→ Given exercise
Extract each line of the data below exactly as written.

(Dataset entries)
:::

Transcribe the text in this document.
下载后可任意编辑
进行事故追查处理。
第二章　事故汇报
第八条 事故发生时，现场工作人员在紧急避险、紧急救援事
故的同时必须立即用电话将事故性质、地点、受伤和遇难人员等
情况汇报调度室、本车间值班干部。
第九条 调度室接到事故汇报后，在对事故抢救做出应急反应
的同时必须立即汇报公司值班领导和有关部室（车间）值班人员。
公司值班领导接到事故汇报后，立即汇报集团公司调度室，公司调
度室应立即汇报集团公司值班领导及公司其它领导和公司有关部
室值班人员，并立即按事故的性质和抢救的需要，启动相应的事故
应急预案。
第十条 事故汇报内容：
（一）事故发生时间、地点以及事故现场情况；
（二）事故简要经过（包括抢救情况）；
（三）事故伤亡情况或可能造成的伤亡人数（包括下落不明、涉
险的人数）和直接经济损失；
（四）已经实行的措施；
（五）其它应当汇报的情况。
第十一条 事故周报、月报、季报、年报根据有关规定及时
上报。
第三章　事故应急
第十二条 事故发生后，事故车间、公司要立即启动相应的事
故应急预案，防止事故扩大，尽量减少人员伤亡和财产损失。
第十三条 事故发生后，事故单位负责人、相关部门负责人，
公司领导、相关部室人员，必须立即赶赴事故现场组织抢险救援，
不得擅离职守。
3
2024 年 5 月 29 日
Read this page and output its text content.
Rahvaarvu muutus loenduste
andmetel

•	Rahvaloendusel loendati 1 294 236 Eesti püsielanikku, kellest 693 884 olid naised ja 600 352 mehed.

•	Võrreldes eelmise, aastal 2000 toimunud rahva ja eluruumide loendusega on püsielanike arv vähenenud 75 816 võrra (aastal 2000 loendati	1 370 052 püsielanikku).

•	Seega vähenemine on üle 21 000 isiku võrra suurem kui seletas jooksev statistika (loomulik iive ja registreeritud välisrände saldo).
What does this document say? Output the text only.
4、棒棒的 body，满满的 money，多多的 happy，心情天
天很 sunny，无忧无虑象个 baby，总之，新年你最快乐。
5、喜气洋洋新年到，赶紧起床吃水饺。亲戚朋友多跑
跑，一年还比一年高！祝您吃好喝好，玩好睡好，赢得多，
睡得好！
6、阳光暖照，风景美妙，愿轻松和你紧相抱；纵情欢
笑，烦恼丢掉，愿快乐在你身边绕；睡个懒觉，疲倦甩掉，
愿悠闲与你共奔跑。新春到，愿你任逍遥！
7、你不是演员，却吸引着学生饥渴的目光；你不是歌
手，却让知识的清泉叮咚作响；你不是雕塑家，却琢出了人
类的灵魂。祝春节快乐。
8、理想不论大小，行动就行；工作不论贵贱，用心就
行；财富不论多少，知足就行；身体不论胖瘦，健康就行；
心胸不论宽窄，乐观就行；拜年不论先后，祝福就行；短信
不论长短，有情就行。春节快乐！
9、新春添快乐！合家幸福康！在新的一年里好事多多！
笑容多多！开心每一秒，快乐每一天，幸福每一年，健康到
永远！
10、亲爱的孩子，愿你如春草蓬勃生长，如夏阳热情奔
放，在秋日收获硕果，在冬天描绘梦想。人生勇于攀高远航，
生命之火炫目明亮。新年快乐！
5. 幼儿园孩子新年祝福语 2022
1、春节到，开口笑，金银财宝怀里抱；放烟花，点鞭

:::

→ Exercise answer
Transcribe the text in this document.
下载后可任意编辑
进行事故追查处理。
第二章　事故汇报
第八条 事故发生时，现场工作人员在紧急避险、紧急救援事
故的同时必须立即用电话将事故性质、地点、受伤和遇难人员等
情况汇报调度室、本车间值班干部。
第九条 调度室接到事故汇报后，在对事故抢救做出应急反应
的同时必须立即汇报公司值班领导和有关部室（车间）值班人员。
公司值班领导接到事故汇报后，立即汇报集团公司调度室，公司调
度室应立即汇报集团公司值班领导及公司其它领导和公司有关部
室值班人员，并立即按事故的性质和抢救的需要，启动相应的事故
应急预案。
第十条 事故汇报内容：
（一）事故发生时间、地点以及事故现场情况；
（二）事故简要经过（包括抢救情况）；
（三）事故伤亡情况或可能造成的伤亡人数（包括下落不明、涉
险的人数）和直接经济损失；
（四）已经实行的措施；
（五）其它应当汇报的情况。
第十一条 事故周报、月报、季报、年报根据有关规定及时
上报。
第三章　事故应急
第十二条 事故发生后，事故车间、公司要立即启动相应的事
故应急预案，防止事故扩大，尽量减少人员伤亡和财产损失。
第十三条 事故发生后，事故单位负责人、相关部门负责人，
公司领导、相关部室人员，必须立即赶赴事故现场组织抢险救援，
不得擅离职守。
3
2024 年 5 月 29 日
Read this page and output its text content.
Rahvaarvu muutus loenduste
andmetel

•	Rahvaloendusel loendati 1 294 236 Eesti püsielanikku, kellest 693 884 olid naised ja 600 352 mehed.

•	Võrreldes eelmise, aastal 2000 toimunud rahva ja eluruumide loendusega on püsielanike arv vähenenud 75 816 võrra (aastal 2000 loendati	1 370 052 püsielanikku).

•	Seega vähenemine on üle 21 000 isiku võrra suurem kui seletas jooksev statistika (loomulik iive ja registreeritud välisrände saldo).
What does this document say? Output the text only.
4、棒棒的 body，满满的 money，多多的 happy，心情天
天很 sunny，无忧无虑象个 baby，总之，新年你最快乐。
5、喜气洋洋新年到，赶紧起床吃水饺。亲戚朋友多跑
跑，一年还比一年高！祝您吃好喝好，玩好睡好，赢得多，
睡得好！
6、阳光暖照，风景美妙，愿轻松和你紧相抱；纵情欢
笑，烦恼丢掉，愿快乐在你身边绕；睡个懒觉，疲倦甩掉，
愿悠闲与你共奔跑。新春到，愿你任逍遥！
7、你不是演员，却吸引着学生饥渴的目光；你不是歌
手，却让知识的清泉叮咚作响；你不是雕塑家，却琢出了人
类的灵魂。祝春节快乐。
8、理想不论大小，行动就行；工作不论贵贱，用心就
行；财富不论多少，知足就行；身体不论胖瘦，健康就行；
心胸不论宽窄，乐观就行；拜年不论先后，祝福就行；短信
不论长短，有情就行。春节快乐！
9、新春添快乐！合家幸福康！在新的一年里好事多多！
笑容多多！开心每一秒，快乐每一天，幸福每一年，健康到
永远！
10、亲爱的孩子，愿你如春草蓬勃生长，如夏阳热情奔
放，在秋日收获硕果，在冬天描绘梦想。人生勇于攀高远航，
生命之火炫目明亮。新年快乐！
5. 幼儿园孩子新年祝福语 2022
1、春节到，开口笑，金银财宝怀里抱；放烟花，点鞭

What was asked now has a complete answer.